(A run of records)
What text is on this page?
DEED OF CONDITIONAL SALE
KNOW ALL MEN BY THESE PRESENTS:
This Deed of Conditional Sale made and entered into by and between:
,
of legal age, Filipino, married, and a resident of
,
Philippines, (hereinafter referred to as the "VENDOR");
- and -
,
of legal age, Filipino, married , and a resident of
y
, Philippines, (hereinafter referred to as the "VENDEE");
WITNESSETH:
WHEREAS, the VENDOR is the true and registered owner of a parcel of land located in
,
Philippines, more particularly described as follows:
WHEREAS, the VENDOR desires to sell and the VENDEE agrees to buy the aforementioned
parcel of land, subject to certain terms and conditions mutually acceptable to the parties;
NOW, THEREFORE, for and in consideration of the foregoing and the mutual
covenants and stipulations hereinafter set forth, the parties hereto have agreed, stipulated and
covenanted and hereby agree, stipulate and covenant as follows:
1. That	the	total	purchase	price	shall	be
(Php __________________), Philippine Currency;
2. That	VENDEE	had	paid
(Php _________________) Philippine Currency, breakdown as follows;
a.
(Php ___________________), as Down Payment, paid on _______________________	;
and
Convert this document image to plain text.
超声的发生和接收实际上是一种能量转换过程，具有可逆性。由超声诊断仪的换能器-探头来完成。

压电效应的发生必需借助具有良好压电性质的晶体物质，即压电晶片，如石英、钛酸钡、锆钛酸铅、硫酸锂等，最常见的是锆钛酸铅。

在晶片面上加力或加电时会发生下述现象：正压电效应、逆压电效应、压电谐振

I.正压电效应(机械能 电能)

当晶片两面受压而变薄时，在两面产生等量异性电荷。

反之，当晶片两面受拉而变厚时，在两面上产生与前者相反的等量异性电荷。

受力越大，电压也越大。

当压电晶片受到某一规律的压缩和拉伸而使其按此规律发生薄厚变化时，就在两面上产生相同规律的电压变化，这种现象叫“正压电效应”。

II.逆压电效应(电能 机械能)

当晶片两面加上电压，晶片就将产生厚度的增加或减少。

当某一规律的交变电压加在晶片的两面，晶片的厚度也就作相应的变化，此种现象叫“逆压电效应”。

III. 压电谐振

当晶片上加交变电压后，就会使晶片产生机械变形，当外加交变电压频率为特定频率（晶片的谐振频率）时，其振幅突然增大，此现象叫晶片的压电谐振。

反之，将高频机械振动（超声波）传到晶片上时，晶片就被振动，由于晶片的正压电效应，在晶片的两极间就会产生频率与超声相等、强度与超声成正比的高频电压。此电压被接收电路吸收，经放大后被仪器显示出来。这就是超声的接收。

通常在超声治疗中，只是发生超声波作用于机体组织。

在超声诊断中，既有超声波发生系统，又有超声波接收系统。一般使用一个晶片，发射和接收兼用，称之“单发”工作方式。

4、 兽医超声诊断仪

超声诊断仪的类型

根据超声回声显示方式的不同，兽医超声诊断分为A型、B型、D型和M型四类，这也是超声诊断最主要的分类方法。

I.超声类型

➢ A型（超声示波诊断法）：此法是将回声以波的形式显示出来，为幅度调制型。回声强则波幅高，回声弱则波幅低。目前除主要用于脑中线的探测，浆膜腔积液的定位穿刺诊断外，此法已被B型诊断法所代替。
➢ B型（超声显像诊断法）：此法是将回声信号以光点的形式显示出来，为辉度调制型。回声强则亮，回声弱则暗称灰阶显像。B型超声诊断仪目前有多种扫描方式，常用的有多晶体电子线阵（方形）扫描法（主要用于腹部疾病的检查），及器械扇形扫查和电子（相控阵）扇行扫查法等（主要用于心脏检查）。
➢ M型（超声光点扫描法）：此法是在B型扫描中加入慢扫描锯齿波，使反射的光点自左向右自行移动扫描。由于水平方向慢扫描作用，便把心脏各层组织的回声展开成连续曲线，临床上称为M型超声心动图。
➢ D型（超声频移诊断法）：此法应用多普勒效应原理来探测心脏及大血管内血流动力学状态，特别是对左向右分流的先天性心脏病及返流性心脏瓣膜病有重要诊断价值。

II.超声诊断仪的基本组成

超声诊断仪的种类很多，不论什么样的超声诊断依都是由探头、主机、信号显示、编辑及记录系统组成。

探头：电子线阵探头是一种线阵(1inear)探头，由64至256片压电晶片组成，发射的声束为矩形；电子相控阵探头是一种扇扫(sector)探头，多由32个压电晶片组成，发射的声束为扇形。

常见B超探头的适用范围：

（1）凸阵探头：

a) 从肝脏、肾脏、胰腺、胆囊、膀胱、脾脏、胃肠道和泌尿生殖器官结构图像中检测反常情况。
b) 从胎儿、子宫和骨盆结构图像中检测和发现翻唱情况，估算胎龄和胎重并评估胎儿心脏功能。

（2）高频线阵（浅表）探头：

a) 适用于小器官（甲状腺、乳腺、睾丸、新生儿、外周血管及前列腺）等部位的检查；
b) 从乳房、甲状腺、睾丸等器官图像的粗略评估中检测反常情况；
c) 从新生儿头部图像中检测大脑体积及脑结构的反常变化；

The exercise: Where a line of the data holds "parties", show that line.

Task result:
parcel of land, subject to certain terms and conditions mutually acceptable to the parties;
covenants and stipulations hereinafter set forth, the parties hereto have agreed, stipulated and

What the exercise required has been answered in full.